Exercise aim
Every entry needs to be reproduced exactly.

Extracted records
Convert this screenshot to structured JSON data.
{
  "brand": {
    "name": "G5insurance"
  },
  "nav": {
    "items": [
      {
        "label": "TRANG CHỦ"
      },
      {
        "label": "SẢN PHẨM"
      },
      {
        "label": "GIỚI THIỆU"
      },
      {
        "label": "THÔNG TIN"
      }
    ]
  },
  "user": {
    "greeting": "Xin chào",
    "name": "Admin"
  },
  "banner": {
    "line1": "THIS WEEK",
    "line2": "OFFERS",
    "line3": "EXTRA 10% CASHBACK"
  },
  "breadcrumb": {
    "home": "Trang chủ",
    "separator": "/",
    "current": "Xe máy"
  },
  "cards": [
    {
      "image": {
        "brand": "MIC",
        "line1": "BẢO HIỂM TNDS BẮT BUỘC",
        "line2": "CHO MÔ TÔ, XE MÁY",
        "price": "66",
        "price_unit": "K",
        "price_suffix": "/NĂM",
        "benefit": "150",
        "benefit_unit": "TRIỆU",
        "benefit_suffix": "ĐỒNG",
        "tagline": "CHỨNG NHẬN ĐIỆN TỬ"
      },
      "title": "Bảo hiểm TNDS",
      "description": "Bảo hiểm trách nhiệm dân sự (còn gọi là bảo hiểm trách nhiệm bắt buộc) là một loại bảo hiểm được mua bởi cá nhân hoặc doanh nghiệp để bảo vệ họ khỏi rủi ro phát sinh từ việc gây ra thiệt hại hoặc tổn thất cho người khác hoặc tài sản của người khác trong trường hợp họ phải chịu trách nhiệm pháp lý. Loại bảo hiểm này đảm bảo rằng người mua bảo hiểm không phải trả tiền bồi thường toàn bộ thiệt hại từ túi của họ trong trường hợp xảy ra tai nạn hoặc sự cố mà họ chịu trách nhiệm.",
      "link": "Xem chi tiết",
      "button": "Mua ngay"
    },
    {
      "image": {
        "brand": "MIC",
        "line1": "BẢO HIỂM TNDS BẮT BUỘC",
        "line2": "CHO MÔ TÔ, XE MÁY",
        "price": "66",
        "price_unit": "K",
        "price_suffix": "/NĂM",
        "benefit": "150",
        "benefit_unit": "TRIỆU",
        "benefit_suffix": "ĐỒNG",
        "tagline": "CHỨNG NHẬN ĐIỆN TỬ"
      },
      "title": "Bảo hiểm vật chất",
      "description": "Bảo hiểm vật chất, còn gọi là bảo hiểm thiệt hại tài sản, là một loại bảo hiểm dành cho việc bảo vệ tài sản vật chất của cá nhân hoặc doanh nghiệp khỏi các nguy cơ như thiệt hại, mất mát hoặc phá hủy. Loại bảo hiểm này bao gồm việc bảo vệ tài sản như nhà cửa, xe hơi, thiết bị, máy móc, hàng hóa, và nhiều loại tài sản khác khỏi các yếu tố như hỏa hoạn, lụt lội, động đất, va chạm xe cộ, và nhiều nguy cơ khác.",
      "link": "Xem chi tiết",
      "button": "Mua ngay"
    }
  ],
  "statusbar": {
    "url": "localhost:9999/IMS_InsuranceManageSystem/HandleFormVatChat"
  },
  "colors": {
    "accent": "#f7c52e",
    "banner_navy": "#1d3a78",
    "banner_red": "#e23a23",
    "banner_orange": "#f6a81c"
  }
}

Response below
Convert this screenshot to structured JSON data.
{
  "brand": {
    "name": "G5insurance"
  },
  "nav": {
    "items": [
      {
        "label": "TRANG CHỦ"
      },
      {
        "label": "SẢN PHẨM"
      },
      {
        "label": "GIỚI THIỆU"
      },
      {
        "label": "THÔNG TIN"
      }
    ]
  },
  "user": {
    "greeting": "Xin chào",
    "name": "Admin"
  },
  "banner": {
    "line1": "THIS WEEK",
    "line2": "OFFERS",
    "line3": "EXTRA 10% CASHBACK"
  },
  "breadcrumb": {
    "home": "Trang chủ",
    "separator": "/",
    "current": "Xe máy"
  },
  "cards": [
    {
      "image": {
        "brand": "MIC",
        "line1": "BẢO HIỂM TNDS BẮT BUỘC",
        "line2": "CHO MÔ TÔ, XE MÁY",
        "price": "66",
        "price_unit": "K",
        "price_suffix": "/NĂM",
        "benefit": "150",
        "benefit_unit": "TRIỆU",
        "benefit_suffix": "ĐỒNG",
        "tagline": "CHỨNG NHẬN ĐIỆN TỬ"
      },
      "title": "Bảo hiểm TNDS",
      "description": "Bảo hiểm trách nhiệm dân sự (còn gọi là bảo hiểm trách nhiệm bắt buộc) là một loại bảo hiểm được mua bởi cá nhân hoặc doanh nghiệp để bảo vệ họ khỏi rủi ro phát sinh từ việc gây ra thiệt hại hoặc tổn thất cho người khác hoặc tài sản của người khác trong trường hợp họ phải chịu trách nhiệm pháp lý. Loại bảo hiểm này đảm bảo rằng người mua bảo hiểm không phải trả tiền bồi thường toàn bộ thiệt hại từ túi của họ trong trường hợp xảy ra tai nạn hoặc sự cố mà họ chịu trách nhiệm.",
      "link": "Xem chi tiết",
      "button": "Mua ngay"
    },
    {
      "image": {
        "brand": "MIC",
        "line1": "BẢO HIỂM TNDS BẮT BUỘC",
        "line2": "CHO MÔ TÔ, XE MÁY",
        "price": "66",
        "price_unit": "K",
        "price_suffix": "/NĂM",
        "benefit": "150",
        "benefit_unit": "TRIỆU",
        "benefit_suffix": "ĐỒNG",
        "tagline": "CHỨNG NHẬN ĐIỆN TỬ"
      },
      "title": "Bảo hiểm vật chất",
      "description": "Bảo hiểm vật chất, còn gọi là bảo hiểm thiệt hại tài sản, là một loại bảo hiểm dành cho việc bảo vệ tài sản vật chất của cá nhân hoặc doanh nghiệp khỏi các nguy cơ như thiệt hại, mất mát hoặc phá hủy. Loại bảo hiểm này bao gồm việc bảo vệ tài sản như nhà cửa, xe hơi, thiết bị, máy móc, hàng hóa, và nhiều loại tài sản khác khỏi các yếu tố như hỏa hoạn, lụt lội, động đất, va chạm xe cộ, và nhiều nguy cơ khác.",
      "link": "Xem chi tiết",
      "button": "Mua ngay"
    }
  ],
  "statusbar": {
    "url": "localhost:9999/IMS_InsuranceManageSystem/HandleFormVatChat"
  },
  "colors": {
    "accent": "#f7c52e",
    "banner_navy": "#1d3a78",
    "banner_red": "#e23a23",
    "banner_orange": "#f6a81c"
  }
}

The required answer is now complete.